Material for the task:
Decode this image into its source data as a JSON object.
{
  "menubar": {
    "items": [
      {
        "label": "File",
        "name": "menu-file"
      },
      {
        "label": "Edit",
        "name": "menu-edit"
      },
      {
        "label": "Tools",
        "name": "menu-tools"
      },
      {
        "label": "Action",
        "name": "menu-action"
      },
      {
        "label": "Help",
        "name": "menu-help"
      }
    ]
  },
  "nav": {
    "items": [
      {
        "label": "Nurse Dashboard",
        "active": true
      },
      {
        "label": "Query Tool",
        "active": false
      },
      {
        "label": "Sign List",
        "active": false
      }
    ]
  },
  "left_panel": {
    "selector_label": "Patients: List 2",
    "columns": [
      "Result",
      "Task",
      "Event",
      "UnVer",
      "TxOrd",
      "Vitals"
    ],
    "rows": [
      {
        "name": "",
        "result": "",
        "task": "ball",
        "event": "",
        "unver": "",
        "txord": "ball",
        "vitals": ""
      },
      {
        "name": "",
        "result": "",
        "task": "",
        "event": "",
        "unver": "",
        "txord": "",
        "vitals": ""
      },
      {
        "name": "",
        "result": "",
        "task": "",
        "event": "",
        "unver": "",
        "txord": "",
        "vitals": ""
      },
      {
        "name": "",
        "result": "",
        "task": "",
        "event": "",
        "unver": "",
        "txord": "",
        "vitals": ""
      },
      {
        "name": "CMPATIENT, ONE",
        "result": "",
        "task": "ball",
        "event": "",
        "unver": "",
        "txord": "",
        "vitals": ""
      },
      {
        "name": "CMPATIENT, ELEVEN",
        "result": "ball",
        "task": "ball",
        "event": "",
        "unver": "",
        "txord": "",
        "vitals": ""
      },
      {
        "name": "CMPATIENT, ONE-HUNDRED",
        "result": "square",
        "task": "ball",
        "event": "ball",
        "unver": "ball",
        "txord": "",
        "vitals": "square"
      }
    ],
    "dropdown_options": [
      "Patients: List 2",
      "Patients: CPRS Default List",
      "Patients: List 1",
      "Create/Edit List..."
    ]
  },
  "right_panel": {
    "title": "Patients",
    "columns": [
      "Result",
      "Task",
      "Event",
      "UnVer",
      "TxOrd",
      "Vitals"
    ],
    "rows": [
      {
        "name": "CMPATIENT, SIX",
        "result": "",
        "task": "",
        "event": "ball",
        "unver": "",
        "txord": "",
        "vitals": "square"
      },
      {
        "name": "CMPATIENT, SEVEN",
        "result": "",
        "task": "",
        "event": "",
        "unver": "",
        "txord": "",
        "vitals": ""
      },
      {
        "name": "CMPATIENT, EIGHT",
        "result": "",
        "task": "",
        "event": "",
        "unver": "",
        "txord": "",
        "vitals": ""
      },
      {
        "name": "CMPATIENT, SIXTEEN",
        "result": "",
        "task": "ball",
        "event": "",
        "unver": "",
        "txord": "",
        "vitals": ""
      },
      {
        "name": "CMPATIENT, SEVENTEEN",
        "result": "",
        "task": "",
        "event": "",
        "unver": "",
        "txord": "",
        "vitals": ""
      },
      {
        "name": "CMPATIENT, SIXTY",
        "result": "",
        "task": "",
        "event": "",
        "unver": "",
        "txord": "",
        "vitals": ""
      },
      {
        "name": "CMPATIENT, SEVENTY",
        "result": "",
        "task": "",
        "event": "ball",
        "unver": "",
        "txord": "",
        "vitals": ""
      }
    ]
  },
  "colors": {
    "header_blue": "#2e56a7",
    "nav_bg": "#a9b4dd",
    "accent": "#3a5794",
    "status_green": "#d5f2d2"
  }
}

What to produce: In your reply, restate every entry exactly.

Exercise answer:
Decode this image into its source data as a JSON object.
{
  "menubar": {
    "items": [
      {
        "label": "File",
        "name": "menu-file"
      },
      {
        "label": "Edit",
        "name": "menu-edit"
      },
      {
        "label": "Tools",
        "name": "menu-tools"
      },
      {
        "label": "Action",
        "name": "menu-action"
      },
      {
        "label": "Help",
        "name": "menu-help"
      }
    ]
  },
  "nav": {
    "items": [
      {
        "label": "Nurse Dashboard",
        "active": true
      },
      {
        "label": "Query Tool",
        "active": false
      },
      {
        "label": "Sign List",
        "active": false
      }
    ]
  },
  "left_panel": {
    "selector_label": "Patients: List 2",
    "columns": [
      "Result",
      "Task",
      "Event",
      "UnVer",
      "TxOrd",
      "Vitals"
    ],
    "rows": [
      {
        "name": "",
        "result": "",
        "task": "ball",
        "event": "",
        "unver": "",
        "txord": "ball",
        "vitals": ""
      },
      {
        "name": "",
        "result": "",
        "task": "",
        "event": "",
        "unver": "",
        "txord": "",
        "vitals": ""
      },
      {
        "name": "",
        "result": "",
        "task": "",
        "event": "",
        "unver": "",
        "txord": "",
        "vitals": ""
      },
      {
        "name": "",
        "result": "",
        "task": "",
        "event": "",
        "unver": "",
        "txord": "",
        "vitals": ""
      },
      {
        "name": "CMPATIENT, ONE",
        "result": "",
        "task": "ball",
        "event": "",
        "unver": "",
        "txord": "",
        "vitals": ""
      },
      {
        "name": "CMPATIENT, ELEVEN",
        "result": "ball",
        "task": "ball",
        "event": "",
        "unver": "",
        "txord": "",
        "vitals": ""
      },
      {
        "name": "CMPATIENT, ONE-HUNDRED",
        "result": "square",
        "task": "ball",
        "event": "ball",
        "unver": "ball",
        "txord": "",
        "vitals": "square"
      }
    ],
    "dropdown_options": [
      "Patients: List 2",
      "Patients: CPRS Default List",
      "Patients: List 1",
      "Create/Edit List..."
    ]
  },
  "right_panel": {
    "title": "Patients",
    "columns": [
      "Result",
      "Task",
      "Event",
      "UnVer",
      "TxOrd",
      "Vitals"
    ],
    "rows": [
      {
        "name": "CMPATIENT, SIX",
        "result": "",
        "task": "",
        "event": "ball",
        "unver": "",
        "txord": "",
        "vitals": "square"
      },
      {
        "name": "CMPATIENT, SEVEN",
        "result": "",
        "task": "",
        "event": "",
        "unver": "",
        "txord": "",
        "vitals": ""
      },
      {
        "name": "CMPATIENT, EIGHT",
        "result": "",
        "task": "",
        "event": "",
        "unver": "",
        "txord": "",
        "vitals": ""
      },
      {
        "name": "CMPATIENT, SIXTEEN",
        "result": "",
        "task": "ball",
        "event": "",
        "unver": "",
        "txord": "",
        "vitals": ""
      },
      {
        "name": "CMPATIENT, SEVENTEEN",
        "result": "",
        "task": "",
        "event": "",
        "unver": "",
        "txord": "",
        "vitals": ""
      },
      {
        "name": "CMPATIENT, SIXTY",
        "result": "",
        "task": "",
        "event": "",
        "unver": "",
        "txord": "",
        "vitals": ""
      },
      {
        "name": "CMPATIENT, SEVENTY",
        "result": "",
        "task": "",
        "event": "ball",
        "unver": "",
        "txord": "",
        "vitals": ""
      }
    ]
  },
  "colors": {
    "header_blue": "#2e56a7",
    "nav_bg": "#a9b4dd",
    "accent": "#3a5794",
    "status_green": "#d5f2d2"
  }
}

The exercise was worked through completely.